__What you need to do__
Copy the material from the line with "Localize each UI" to the line with "triple-bond-button[interactable]: /// <box>287", swapping "Erase" for "Delete" and keeping everything else the same.

__Exercise data__
• • • • •

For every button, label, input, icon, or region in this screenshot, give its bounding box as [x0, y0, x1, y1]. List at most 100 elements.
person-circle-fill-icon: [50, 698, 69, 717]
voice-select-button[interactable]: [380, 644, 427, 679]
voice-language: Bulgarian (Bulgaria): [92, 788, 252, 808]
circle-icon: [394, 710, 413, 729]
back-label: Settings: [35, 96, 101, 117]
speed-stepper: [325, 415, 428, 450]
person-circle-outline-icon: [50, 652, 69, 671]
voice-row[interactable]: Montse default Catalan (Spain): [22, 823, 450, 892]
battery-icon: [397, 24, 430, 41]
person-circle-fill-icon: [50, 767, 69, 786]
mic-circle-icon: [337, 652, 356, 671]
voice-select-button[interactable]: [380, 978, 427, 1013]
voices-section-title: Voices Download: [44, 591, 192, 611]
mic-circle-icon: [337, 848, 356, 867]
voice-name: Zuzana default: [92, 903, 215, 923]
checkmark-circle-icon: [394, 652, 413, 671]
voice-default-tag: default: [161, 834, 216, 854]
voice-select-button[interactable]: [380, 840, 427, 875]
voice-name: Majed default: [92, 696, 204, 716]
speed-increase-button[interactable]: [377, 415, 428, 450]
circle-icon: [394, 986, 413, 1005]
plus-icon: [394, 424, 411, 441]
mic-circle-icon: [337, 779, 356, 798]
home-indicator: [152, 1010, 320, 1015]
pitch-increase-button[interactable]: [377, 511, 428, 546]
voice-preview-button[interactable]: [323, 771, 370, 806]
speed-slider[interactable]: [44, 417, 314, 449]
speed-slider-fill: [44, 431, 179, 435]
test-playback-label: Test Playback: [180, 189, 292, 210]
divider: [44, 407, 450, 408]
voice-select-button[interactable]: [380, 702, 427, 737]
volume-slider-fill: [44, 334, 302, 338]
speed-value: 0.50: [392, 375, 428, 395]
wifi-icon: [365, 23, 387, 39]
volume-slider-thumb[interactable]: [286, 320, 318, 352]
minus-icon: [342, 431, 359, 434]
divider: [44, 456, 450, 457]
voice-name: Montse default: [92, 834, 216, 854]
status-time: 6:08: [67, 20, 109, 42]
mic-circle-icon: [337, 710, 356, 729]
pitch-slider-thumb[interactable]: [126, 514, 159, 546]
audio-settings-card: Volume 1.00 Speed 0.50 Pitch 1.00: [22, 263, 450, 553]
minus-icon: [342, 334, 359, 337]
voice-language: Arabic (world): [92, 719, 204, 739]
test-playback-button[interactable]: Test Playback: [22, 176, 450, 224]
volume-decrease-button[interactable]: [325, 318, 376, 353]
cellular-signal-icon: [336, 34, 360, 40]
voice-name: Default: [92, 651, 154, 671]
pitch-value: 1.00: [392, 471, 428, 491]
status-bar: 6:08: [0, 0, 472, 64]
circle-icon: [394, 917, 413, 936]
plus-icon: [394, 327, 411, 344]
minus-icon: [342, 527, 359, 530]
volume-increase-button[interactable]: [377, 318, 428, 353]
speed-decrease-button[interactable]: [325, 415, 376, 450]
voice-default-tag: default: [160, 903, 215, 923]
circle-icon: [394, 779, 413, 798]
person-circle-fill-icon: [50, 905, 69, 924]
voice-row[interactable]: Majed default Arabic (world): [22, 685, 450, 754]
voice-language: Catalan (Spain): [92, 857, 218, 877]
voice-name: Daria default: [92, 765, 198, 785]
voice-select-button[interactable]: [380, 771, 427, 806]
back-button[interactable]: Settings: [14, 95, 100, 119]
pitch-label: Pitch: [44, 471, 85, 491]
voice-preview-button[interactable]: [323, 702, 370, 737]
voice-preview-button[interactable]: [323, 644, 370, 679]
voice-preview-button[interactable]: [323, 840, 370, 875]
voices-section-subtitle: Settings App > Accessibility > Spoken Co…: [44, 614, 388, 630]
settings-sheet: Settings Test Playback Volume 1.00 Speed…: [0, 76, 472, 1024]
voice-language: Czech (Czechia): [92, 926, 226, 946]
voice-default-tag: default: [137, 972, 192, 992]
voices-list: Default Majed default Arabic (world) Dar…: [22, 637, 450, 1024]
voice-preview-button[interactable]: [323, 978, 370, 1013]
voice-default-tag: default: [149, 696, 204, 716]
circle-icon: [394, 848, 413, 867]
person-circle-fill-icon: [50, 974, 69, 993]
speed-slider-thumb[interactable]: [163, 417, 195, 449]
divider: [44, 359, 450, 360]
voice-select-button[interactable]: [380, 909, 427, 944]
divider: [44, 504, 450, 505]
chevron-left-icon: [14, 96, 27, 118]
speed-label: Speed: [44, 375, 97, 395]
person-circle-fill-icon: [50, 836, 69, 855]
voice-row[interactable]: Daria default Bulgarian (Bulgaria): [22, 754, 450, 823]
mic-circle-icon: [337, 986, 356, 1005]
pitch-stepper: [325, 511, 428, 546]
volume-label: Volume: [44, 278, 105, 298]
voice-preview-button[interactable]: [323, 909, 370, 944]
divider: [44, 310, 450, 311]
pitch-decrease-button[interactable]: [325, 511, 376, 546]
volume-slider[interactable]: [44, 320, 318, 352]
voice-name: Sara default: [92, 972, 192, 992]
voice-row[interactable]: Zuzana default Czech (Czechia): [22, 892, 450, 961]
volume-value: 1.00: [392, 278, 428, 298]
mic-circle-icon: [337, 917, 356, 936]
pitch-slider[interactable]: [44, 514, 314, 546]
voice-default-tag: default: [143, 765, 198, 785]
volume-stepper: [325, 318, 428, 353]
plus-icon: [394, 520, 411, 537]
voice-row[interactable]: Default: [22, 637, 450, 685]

• • • • •

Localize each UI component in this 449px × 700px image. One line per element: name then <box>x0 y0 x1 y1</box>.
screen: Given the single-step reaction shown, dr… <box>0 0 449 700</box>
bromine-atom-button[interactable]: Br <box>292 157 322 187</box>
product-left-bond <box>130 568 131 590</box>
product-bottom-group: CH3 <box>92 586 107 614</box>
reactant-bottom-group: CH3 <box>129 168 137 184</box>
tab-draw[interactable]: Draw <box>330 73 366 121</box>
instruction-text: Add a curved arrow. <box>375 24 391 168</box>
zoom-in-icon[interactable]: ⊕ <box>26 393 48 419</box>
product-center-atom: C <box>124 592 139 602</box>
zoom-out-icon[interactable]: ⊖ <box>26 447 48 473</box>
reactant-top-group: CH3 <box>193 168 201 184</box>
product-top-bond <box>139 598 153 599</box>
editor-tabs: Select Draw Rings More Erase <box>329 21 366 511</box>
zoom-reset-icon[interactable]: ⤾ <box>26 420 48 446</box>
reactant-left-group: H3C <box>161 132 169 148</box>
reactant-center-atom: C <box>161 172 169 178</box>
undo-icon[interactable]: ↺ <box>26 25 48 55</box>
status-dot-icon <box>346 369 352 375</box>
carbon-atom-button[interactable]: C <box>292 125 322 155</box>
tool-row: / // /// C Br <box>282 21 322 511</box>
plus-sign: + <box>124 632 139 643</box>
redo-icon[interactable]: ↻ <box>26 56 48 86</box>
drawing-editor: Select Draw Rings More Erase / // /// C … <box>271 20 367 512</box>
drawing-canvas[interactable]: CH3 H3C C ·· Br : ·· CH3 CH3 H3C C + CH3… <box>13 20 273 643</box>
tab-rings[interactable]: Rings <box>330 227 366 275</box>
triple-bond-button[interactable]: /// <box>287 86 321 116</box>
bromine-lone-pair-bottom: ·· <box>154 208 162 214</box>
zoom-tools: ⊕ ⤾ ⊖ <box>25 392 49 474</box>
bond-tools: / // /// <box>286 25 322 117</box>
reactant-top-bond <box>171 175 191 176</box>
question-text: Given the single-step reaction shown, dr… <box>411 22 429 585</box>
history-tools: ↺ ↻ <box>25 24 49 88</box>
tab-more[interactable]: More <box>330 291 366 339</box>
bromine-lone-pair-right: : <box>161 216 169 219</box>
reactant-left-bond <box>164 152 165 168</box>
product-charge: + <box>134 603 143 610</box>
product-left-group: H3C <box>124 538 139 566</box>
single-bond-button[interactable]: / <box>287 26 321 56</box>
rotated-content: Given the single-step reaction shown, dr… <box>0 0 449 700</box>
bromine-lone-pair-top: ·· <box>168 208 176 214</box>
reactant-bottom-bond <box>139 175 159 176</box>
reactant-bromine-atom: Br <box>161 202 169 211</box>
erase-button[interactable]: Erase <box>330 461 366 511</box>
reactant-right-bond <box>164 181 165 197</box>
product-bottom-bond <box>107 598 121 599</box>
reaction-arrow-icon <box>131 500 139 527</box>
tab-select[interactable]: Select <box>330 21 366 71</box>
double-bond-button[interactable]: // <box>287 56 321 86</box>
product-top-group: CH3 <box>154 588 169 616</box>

• • • • •

__Answer below__
Localize each UI component in this 449px × 700px image. One line per element: name then <box>x0 y0 x1 y1</box>.
screen: Given the single-step reaction shown, dr… <box>0 0 449 700</box>
bromine-atom-button[interactable]: Br <box>292 157 322 187</box>
product-left-bond <box>130 568 131 590</box>
product-bottom-group: CH3 <box>92 586 107 614</box>
reactant-bottom-group: CH3 <box>129 168 137 184</box>
tab-draw[interactable]: Draw <box>330 73 366 121</box>
instruction-text: Add a curved arrow. <box>375 24 391 168</box>
zoom-in-icon[interactable]: ⊕ <box>26 393 48 419</box>
product-center-atom: C <box>124 592 139 602</box>
zoom-out-icon[interactable]: ⊖ <box>26 447 48 473</box>
reactant-top-group: CH3 <box>193 168 201 184</box>
product-top-bond <box>139 598 153 599</box>
editor-tabs: Select Draw Rings More Delete <box>329 21 366 511</box>
zoom-reset-icon[interactable]: ⤾ <box>26 420 48 446</box>
reactant-left-group: H3C <box>161 132 169 148</box>
reactant-center-atom: C <box>161 172 169 178</box>
undo-icon[interactable]: ↺ <box>26 25 48 55</box>
status-dot-icon <box>346 369 352 375</box>
carbon-atom-button[interactable]: C <box>292 125 322 155</box>
tool-row: / // /// C Br <box>282 21 322 511</box>
plus-sign: + <box>124 632 139 643</box>
redo-icon[interactable]: ↻ <box>26 56 48 86</box>
drawing-editor: Select Draw Rings More Delete / // /// C … <box>271 20 367 512</box>
drawing-canvas[interactable]: CH3 H3C C ·· Br : ·· CH3 CH3 H3C C + CH3… <box>13 20 273 643</box>
tab-rings[interactable]: Rings <box>330 227 366 275</box>
triple-bond-button[interactable]: /// <box>287 86 321 116</box>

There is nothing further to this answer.